■ Exercise objective
Search the entries for the word "data" and pull out each line that has it.

** Begin **

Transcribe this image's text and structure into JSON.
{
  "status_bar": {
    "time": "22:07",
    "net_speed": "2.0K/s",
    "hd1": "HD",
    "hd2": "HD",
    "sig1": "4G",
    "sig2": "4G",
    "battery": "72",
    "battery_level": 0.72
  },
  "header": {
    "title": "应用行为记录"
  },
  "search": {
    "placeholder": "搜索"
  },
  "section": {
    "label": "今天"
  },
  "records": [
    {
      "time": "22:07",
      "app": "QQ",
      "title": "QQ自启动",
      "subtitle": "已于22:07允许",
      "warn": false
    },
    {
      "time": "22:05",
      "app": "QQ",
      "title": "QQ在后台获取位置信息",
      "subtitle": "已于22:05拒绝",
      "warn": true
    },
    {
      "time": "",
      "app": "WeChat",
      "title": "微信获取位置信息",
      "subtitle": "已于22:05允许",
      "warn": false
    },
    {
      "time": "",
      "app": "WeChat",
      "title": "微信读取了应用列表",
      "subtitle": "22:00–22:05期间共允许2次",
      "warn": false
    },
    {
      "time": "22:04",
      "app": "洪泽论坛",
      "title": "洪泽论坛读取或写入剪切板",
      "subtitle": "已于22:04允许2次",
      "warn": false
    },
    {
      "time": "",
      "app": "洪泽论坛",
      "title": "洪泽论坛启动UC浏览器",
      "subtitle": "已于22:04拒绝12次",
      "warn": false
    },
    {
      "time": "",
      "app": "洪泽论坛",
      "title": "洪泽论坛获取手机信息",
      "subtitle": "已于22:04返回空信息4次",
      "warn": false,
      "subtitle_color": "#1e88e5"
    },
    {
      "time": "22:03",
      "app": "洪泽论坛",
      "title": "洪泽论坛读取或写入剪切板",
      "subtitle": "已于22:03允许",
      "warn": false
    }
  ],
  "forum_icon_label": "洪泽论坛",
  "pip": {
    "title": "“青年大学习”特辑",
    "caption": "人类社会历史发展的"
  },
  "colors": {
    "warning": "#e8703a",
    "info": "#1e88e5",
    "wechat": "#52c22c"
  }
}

** End **
** Begin **

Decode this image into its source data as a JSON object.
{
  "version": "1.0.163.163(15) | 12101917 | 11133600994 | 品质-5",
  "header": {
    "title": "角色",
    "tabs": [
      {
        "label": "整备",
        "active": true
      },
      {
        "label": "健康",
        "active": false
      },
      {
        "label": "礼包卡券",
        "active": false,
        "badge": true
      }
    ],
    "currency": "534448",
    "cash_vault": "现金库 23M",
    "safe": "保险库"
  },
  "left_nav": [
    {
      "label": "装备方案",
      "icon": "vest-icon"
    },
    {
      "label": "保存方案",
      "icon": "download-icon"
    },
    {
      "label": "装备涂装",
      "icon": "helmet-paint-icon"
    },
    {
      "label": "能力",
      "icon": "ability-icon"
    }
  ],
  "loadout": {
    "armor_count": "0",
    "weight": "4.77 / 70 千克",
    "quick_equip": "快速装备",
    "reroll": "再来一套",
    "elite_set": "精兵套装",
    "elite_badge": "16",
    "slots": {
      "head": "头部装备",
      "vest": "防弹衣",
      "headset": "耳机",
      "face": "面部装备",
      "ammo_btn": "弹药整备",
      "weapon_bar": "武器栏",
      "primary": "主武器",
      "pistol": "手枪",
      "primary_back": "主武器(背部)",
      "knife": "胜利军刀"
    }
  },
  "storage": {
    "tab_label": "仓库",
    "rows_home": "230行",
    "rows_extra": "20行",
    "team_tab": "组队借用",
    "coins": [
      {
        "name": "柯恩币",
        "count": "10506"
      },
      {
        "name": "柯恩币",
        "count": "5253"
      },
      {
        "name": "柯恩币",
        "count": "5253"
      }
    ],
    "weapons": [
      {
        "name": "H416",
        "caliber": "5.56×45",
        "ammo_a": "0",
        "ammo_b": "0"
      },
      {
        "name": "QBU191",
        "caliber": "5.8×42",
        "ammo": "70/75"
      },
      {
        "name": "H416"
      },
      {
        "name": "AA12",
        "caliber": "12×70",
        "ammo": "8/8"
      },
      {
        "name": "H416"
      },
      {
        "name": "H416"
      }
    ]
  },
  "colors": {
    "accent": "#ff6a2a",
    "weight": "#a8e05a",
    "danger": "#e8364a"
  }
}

** End **
** Begin **

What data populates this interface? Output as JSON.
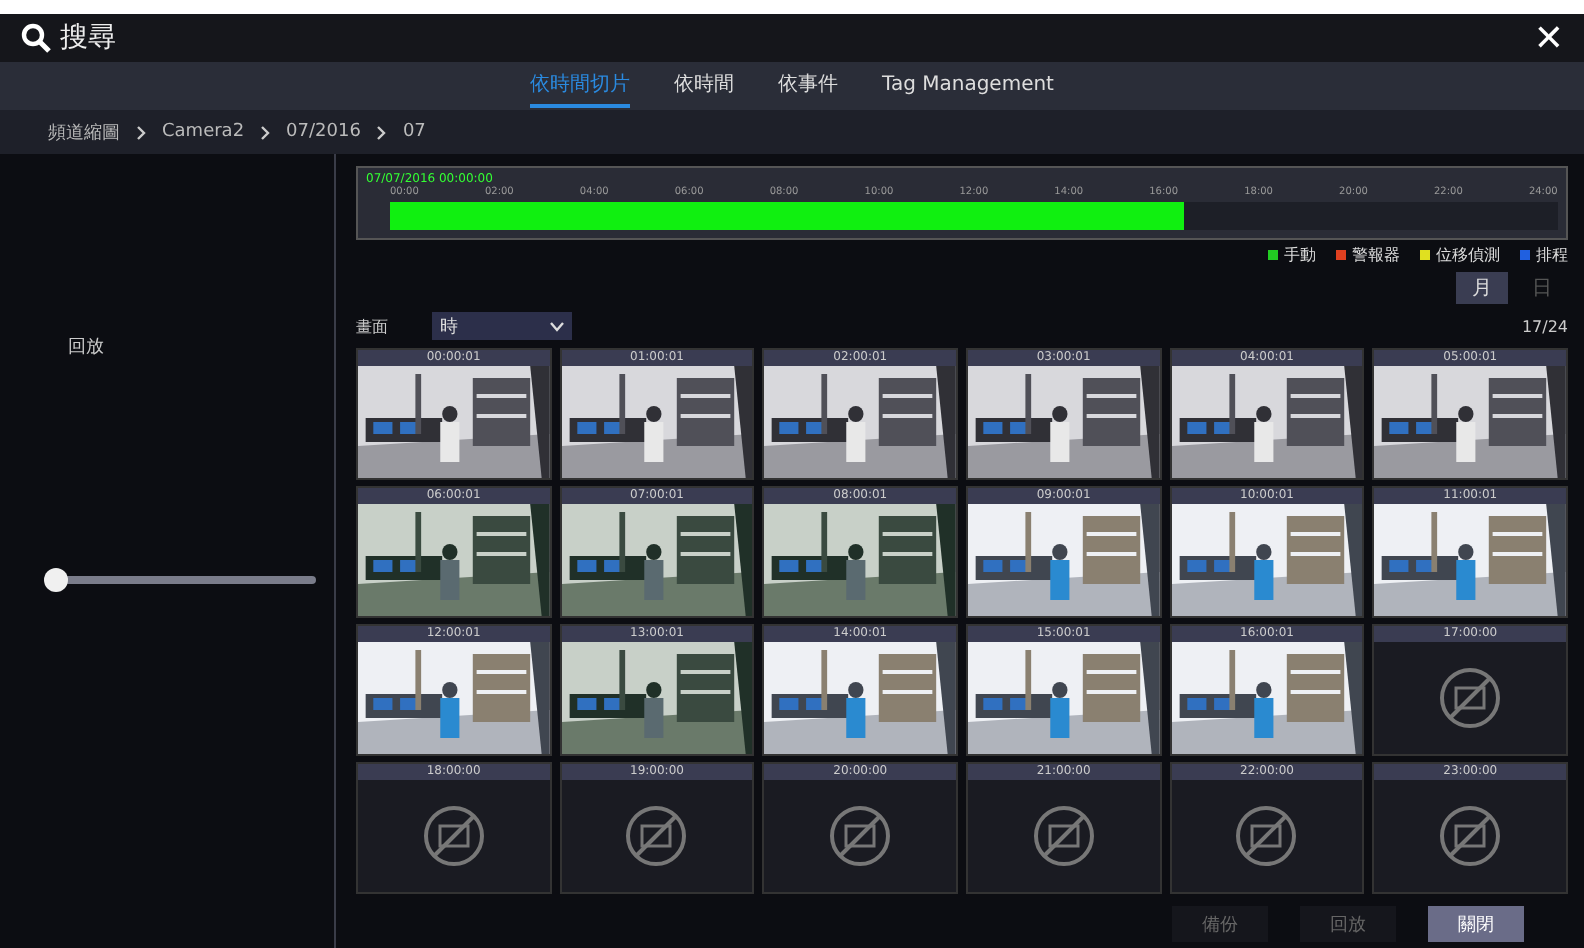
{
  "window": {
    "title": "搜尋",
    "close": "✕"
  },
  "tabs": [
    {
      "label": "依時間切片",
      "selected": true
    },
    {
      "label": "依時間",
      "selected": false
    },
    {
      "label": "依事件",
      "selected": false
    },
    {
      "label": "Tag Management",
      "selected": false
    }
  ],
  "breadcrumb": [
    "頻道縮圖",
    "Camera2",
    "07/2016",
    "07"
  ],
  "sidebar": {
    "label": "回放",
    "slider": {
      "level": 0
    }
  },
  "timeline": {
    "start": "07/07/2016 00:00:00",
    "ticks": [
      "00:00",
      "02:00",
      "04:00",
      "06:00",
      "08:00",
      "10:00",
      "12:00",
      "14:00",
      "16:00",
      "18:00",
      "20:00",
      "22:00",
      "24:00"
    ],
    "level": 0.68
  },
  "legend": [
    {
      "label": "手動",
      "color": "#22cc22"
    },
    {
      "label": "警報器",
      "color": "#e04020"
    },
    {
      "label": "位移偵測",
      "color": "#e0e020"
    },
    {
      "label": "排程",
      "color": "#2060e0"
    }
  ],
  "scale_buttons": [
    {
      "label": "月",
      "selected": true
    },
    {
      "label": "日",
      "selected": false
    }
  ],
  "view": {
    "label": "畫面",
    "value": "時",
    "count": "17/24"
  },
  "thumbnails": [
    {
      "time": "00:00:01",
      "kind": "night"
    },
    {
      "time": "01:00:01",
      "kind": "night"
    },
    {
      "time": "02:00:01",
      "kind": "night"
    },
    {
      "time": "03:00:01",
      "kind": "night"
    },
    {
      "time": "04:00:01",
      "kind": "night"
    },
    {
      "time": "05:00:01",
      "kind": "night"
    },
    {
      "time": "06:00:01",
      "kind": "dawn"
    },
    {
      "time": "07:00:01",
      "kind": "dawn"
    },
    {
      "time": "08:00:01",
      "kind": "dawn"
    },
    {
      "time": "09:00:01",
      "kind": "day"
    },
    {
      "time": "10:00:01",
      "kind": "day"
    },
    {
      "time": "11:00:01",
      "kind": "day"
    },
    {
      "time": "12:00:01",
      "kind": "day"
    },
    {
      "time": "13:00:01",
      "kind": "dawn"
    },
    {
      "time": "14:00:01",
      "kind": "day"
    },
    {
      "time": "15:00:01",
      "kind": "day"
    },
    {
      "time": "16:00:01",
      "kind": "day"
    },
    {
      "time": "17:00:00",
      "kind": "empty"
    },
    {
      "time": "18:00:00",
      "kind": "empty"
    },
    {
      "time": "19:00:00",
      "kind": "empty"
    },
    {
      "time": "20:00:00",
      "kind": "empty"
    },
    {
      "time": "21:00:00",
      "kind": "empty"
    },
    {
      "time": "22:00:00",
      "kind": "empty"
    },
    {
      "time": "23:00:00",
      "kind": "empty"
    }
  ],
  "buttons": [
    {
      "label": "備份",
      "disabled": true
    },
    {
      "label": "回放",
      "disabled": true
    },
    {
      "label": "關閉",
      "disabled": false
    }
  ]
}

** End **

■ Answer to the problem
Decode this image into its source data as a JSON object.
What data populates this interface? Output as JSON.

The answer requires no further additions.